— BEGIN —
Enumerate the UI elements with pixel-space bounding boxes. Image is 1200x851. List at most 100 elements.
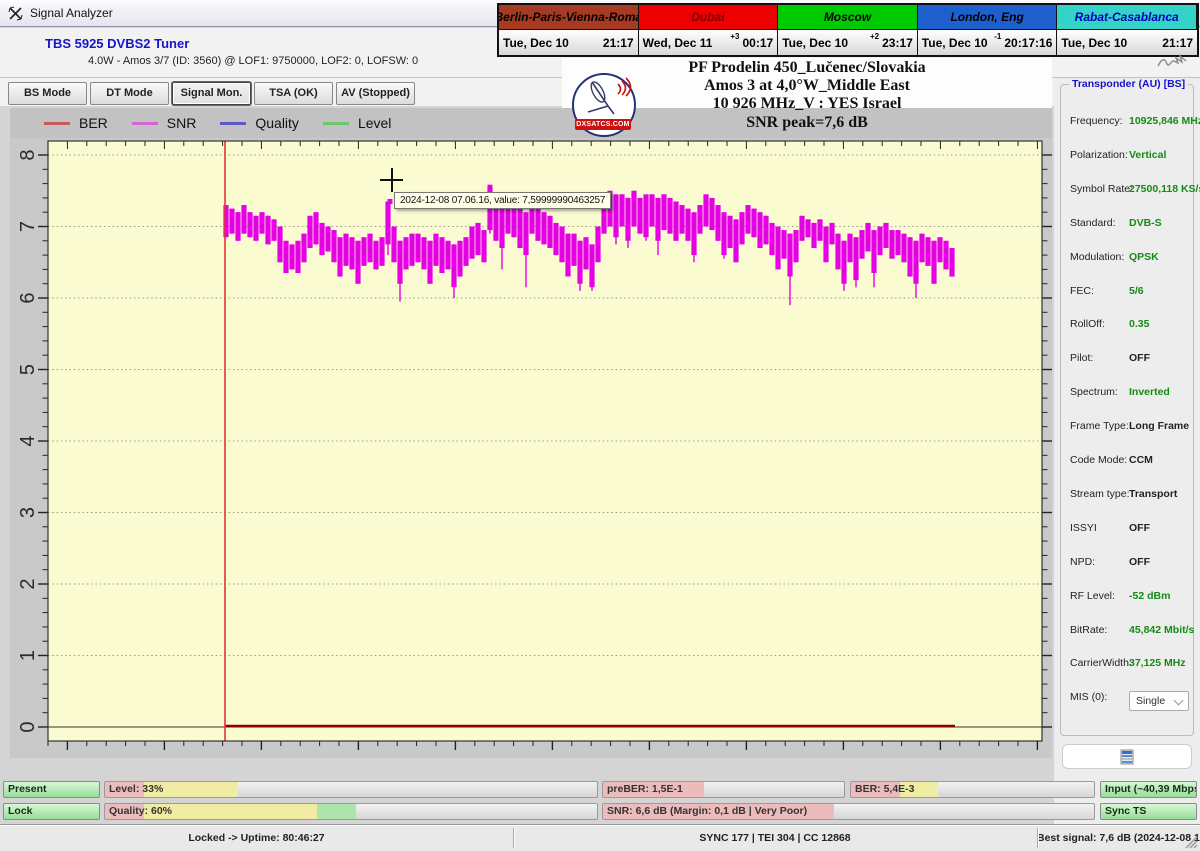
legend-item-quality: Quality [220, 115, 299, 131]
transponder-groupbox: Transponder (AU) [BS] Frequency:10925,84… [1060, 84, 1194, 736]
field-label: Standard: [1070, 217, 1116, 229]
snr-line-swatch [132, 122, 158, 125]
clock-city: Moscow [778, 5, 918, 30]
panel-action-button[interactable] [1062, 744, 1192, 769]
meter-row-2: Lock Quality: 60% SNR: 6,6 dB (Margin: 0,1… [0, 803, 1200, 820]
signal-chart[interactable]: 012345678 2024-12-08 07.06.16, value: 7,… [10, 138, 1052, 758]
status-bar: Locked -> Uptime: 80:46:27 SYNC 177 | TE… [0, 824, 1200, 851]
signature-scribble-icon [1156, 52, 1192, 70]
quality-line-swatch [220, 122, 246, 125]
transponder-field: Polarization:Vertical [1061, 149, 1193, 169]
field-label: Polarization: [1070, 149, 1128, 161]
window-title: Signal Analyzer [30, 6, 113, 20]
clock-city: Dubai [639, 5, 779, 30]
app-icon [8, 6, 23, 21]
signal-mon-button[interactable]: Signal Mon. [172, 82, 251, 105]
status-badge: Lock [3, 803, 100, 820]
transponder-field: Spectrum:Inverted [1061, 386, 1193, 406]
field-label: Frame Type: [1070, 420, 1129, 432]
bar-label: BER: 5,4E-3 [855, 782, 915, 797]
svg-text:2: 2 [17, 578, 39, 589]
field-label: FEC: [1070, 285, 1094, 297]
field-label: Stream type: [1070, 488, 1130, 500]
resize-grip[interactable] [1185, 836, 1198, 849]
transponder-field: ISSYIOFF [1061, 522, 1193, 542]
site-title-line2: Amos 3 at 4,0°W_Middle East [562, 77, 1052, 95]
field-label: Frequency: [1070, 115, 1123, 127]
clock-time: Tue, Dec 10-120:17:16 [918, 30, 1058, 55]
field-label: Pilot: [1070, 352, 1093, 364]
progress-bar: BER: 5,4E-3 [850, 781, 1095, 798]
logo-text: DXSATCS.COM [575, 119, 631, 130]
svg-text:1: 1 [17, 650, 39, 661]
clock-time: Tue, Dec 1021:17 [499, 30, 639, 55]
field-value: 27500,118 KS/s [1129, 183, 1200, 195]
progress-bar: Quality: 60% [104, 803, 598, 820]
svg-text:3: 3 [17, 507, 39, 518]
chart-canvas: 012345678 [10, 138, 1052, 758]
bar-label: SNR: 6,6 dB (Margin: 0,1 dB | Very Poor) [607, 804, 807, 819]
progress-bar: SNR: 6,6 dB (Margin: 0,1 dB | Very Poor) [602, 803, 1095, 820]
site-title-line1: PF Prodelin 450_Lučenec/Slovakia [562, 59, 1052, 77]
meter-row-1: Present Level: 33% preBER: 1,5E-1 BER: 5,4E… [0, 781, 1200, 798]
bar-label: Quality: 60% [109, 804, 172, 819]
mis-dropdown[interactable]: Single [1129, 691, 1189, 711]
status-divider [513, 828, 514, 848]
transponder-field: FEC: 5/6 [1061, 285, 1193, 305]
field-value: QPSK [1129, 251, 1159, 263]
cursor-crosshair-horizontal [380, 179, 403, 181]
mis-value: Single [1136, 695, 1165, 707]
status-divider [1037, 828, 1038, 848]
dt-mode-button[interactable]: DT Mode [90, 82, 169, 105]
svg-text:8: 8 [17, 149, 39, 160]
transponder-field: Code Mode:CCM [1061, 454, 1193, 474]
av-button[interactable]: AV (Stopped) [336, 82, 415, 105]
status-badge: Input (~40,39 Mbps) [1100, 781, 1197, 798]
field-label: Symbol Rate: [1070, 183, 1133, 195]
field-label: Spectrum: [1070, 386, 1118, 398]
mis-label: MIS (0): [1070, 691, 1107, 703]
field-value: 45,842 Mbit/s [1129, 624, 1194, 636]
field-label: CarrierWidth: [1070, 657, 1132, 669]
transponder-field: Symbol Rate:27500,118 KS/s [1061, 183, 1193, 203]
svg-text:6: 6 [17, 292, 39, 303]
bar-label: Level: 33% [109, 782, 163, 797]
progress-bar: preBER: 1,5E-1 [602, 781, 845, 798]
tsa-button[interactable]: TSA (OK) [254, 82, 333, 105]
status-badge: Present [3, 781, 100, 798]
svg-text:4: 4 [17, 435, 39, 446]
site-title-line4-snr-peak: SNR peak=7,6 dB [562, 114, 1052, 132]
field-value: 0.35 [1129, 318, 1149, 330]
bar-fill [317, 804, 356, 819]
legend-item-snr: SNR [132, 115, 197, 131]
bs-mode-button[interactable]: BS Mode [8, 82, 87, 105]
field-value: 5/6 [1129, 285, 1144, 297]
report-table-icon [1120, 749, 1134, 765]
field-label: Modulation: [1070, 251, 1124, 263]
svg-text:7: 7 [17, 221, 39, 232]
field-label: NPD: [1070, 556, 1095, 568]
field-value: DVB-S [1129, 217, 1162, 229]
field-value: OFF [1129, 352, 1150, 364]
transponder-field: RF Level: -52 dBm [1061, 590, 1193, 610]
field-value: OFF [1129, 522, 1150, 534]
field-label: RF Level: [1070, 590, 1115, 602]
field-value: -52 dBm [1129, 590, 1170, 602]
transponder-field: CarrierWidth:37,125 MHz [1061, 657, 1193, 677]
field-value: Transport [1129, 488, 1177, 500]
world-clocks-table: Berlin-Paris-Vienna-RomaDubaiMoscowLondo… [497, 3, 1199, 57]
transponder-field: NPD: OFF [1061, 556, 1193, 576]
transponder-field: Frame Type:Long Frame [1061, 420, 1193, 440]
clock-city: Rabat-Casablanca [1057, 5, 1197, 30]
status-uptime: Locked -> Uptime: 80:46:27 [0, 825, 513, 851]
field-value: 10925,846 MHz [1129, 115, 1200, 127]
transponder-field: BitRate:45,842 Mbit/s [1061, 624, 1193, 644]
clock-city: London, Eng [918, 5, 1058, 30]
transponder-field: Modulation: QPSK [1061, 251, 1193, 271]
dxsatcs-logo: DXSATCS.COM [572, 73, 636, 137]
legend-item-level: Level [323, 115, 391, 131]
field-value: OFF [1129, 556, 1150, 568]
data-tooltip: 2024-12-08 07.06.16, value: 7,5999999046… [394, 192, 611, 209]
tuner-name: TBS 5925 DVBS2 Tuner [45, 36, 189, 51]
transponder-field: RollOff:0.35 [1061, 318, 1193, 338]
— END —
• Set exercise: Reproduce the records above word for word, leaving out the pictures.

• Task response:
Enumerate the UI elements with pixel-space bounding boxes. Image is 1200x851. List at most 100 elements.
legend-item-quality: Quality [220, 115, 299, 131]
transponder-groupbox: Transponder (AU) [BS] Frequency:10925,84… [1060, 84, 1194, 736]
field-label: Standard: [1070, 217, 1116, 229]
snr-line-swatch [132, 122, 158, 125]
clock-city: Moscow [778, 5, 918, 30]
panel-action-button[interactable] [1062, 744, 1192, 769]
meter-row-2: Lock Quality: 60% SNR: 6,6 dB (Margin: 0,1… [0, 803, 1200, 820]
signal-chart[interactable]: 012345678 2024-12-08 07.06.16, value: 7,… [10, 138, 1052, 758]
status-bar: Locked -> Uptime: 80:46:27 SYNC 177 | TE… [0, 824, 1200, 851]
signature-scribble-icon [1156, 52, 1192, 70]
quality-line-swatch [220, 122, 246, 125]
transponder-field: Polarization:Vertical [1061, 149, 1193, 169]
field-label: Polarization: [1070, 149, 1128, 161]
window-title: Signal Analyzer [30, 6, 113, 20]
clock-city: Dubai [639, 5, 779, 30]
app-icon [8, 6, 23, 21]
signal-mon-button[interactable]: Signal Mon. [172, 82, 251, 105]
status-badge: Lock [3, 803, 100, 820]
transponder-field: Spectrum:Inverted [1061, 386, 1193, 406]
field-label: Frame Type: [1070, 420, 1129, 432]
bar-label: BER: 5,4E-3 [855, 782, 915, 797]
svg-text:2: 2 [17, 578, 39, 589]
field-label: FEC: [1070, 285, 1094, 297]
field-label: Stream type: [1070, 488, 1130, 500]
resize-grip[interactable] [1185, 836, 1198, 849]
transponder-field: ISSYIOFF [1061, 522, 1193, 542]
site-title-line2: Amos 3 at 4,0°W_Middle East [562, 77, 1052, 95]
field-label: Frequency: [1070, 115, 1123, 127]
clock-time: Tue, Dec 10-120:17:16 [918, 30, 1058, 55]
field-label: Pilot: [1070, 352, 1093, 364]
progress-bar: BER: 5,4E-3 [850, 781, 1095, 798]
logo-text: DXSATCS.COM [575, 119, 631, 130]
svg-text:1: 1 [17, 650, 39, 661]
clock-time: Tue, Dec 1021:17 [499, 30, 639, 55]
field-value: 27500,118 KS/s [1129, 183, 1200, 195]
progress-bar: Quality: 60% [104, 803, 598, 820]
svg-text:3: 3 [17, 507, 39, 518]
chart-canvas: 012345678 [10, 138, 1052, 758]
bar-label: SNR: 6,6 dB (Margin: 0,1 dB | Very Poor) [607, 804, 807, 819]
progress-bar: SNR: 6,6 dB (Margin: 0,1 dB | Very Poor) [602, 803, 1095, 820]
site-title-line1: PF Prodelin 450_Lučenec/Slovakia [562, 59, 1052, 77]
meter-row-1: Present Level: 33% preBER: 1,5E-1 BER: 5,4E… [0, 781, 1200, 798]
bar-label: Quality: 60% [109, 804, 172, 819]
mis-dropdown[interactable]: Single [1129, 691, 1189, 711]
status-divider [513, 828, 514, 848]
transponder-field: FEC: 5/6 [1061, 285, 1193, 305]
field-value: QPSK [1129, 251, 1159, 263]
cursor-crosshair-horizontal [380, 179, 403, 181]
mis-value: Single [1136, 695, 1165, 707]
status-divider [1037, 828, 1038, 848]
dt-mode-button[interactable]: DT Mode [90, 82, 169, 105]
svg-text:8: 8 [17, 149, 39, 160]
transponder-field: Code Mode:CCM [1061, 454, 1193, 474]
av-button[interactable]: AV (Stopped) [336, 82, 415, 105]
status-badge: Input (~40,39 Mbps) [1100, 781, 1197, 798]
field-label: Symbol Rate: [1070, 183, 1133, 195]
field-label: Spectrum: [1070, 386, 1118, 398]
mis-label: MIS (0): [1070, 691, 1107, 703]
field-value: 45,842 Mbit/s [1129, 624, 1194, 636]
field-label: CarrierWidth: [1070, 657, 1132, 669]
transponder-field: Symbol Rate:27500,118 KS/s [1061, 183, 1193, 203]
svg-text:6: 6 [17, 292, 39, 303]
bar-label: Level: 33% [109, 782, 163, 797]
progress-bar: preBER: 1,5E-1 [602, 781, 845, 798]
tsa-button[interactable]: TSA (OK) [254, 82, 333, 105]
status-badge: Present [3, 781, 100, 798]
svg-text:4: 4 [17, 435, 39, 446]
site-title-line4-snr-peak: SNR peak=7,6 dB [562, 114, 1052, 132]
field-value: 0.35 [1129, 318, 1149, 330]
bar-fill [317, 804, 356, 819]
legend-item-snr: SNR [132, 115, 197, 131]
bs-mode-button[interactable]: BS Mode [8, 82, 87, 105]
field-value: 5/6 [1129, 285, 1144, 297]
report-table-icon [1120, 749, 1134, 765]
field-label: Modulation: [1070, 251, 1124, 263]
svg-text:7: 7 [17, 221, 39, 232]
field-label: NPD: [1070, 556, 1095, 568]
field-value: DVB-S [1129, 217, 1162, 229]
field-value: OFF [1129, 352, 1150, 364]
transponder-field: RF Level: -52 dBm [1061, 590, 1193, 610]
field-value: OFF [1129, 522, 1150, 534]
field-label: RF Level: [1070, 590, 1115, 602]
field-value: -52 dBm [1129, 590, 1170, 602]
transponder-field: CarrierWidth:37,125 MHz [1061, 657, 1193, 677]
field-value: Transport [1129, 488, 1177, 500]
world-clocks-table: Berlin-Paris-Vienna-RomaDubaiMoscowLondo… [497, 3, 1199, 57]
transponder-field: NPD: OFF [1061, 556, 1193, 576]
transponder-field: Frame Type:Long Frame [1061, 420, 1193, 440]
clock-city: Rabat-Casablanca [1057, 5, 1197, 30]
status-uptime: Locked -> Uptime: 80:46:27 [0, 825, 513, 851]
field-value: 10925,846 MHz [1129, 115, 1200, 127]
transponder-field: BitRate:45,842 Mbit/s [1061, 624, 1193, 644]
clock-city: London, Eng [918, 5, 1058, 30]
transponder-field: Modulation: QPSK [1061, 251, 1193, 271]
dxsatcs-logo: DXSATCS.COM [572, 73, 636, 137]
legend-item-level: Level [323, 115, 391, 131]
field-value: OFF [1129, 556, 1150, 568]
data-tooltip: 2024-12-08 07.06.16, value: 7,5999999046… [394, 192, 611, 209]
tuner-name: TBS 5925 DVBS2 Tuner [45, 36, 189, 51]
transponder-field: RollOff:0.35 [1061, 318, 1193, 338]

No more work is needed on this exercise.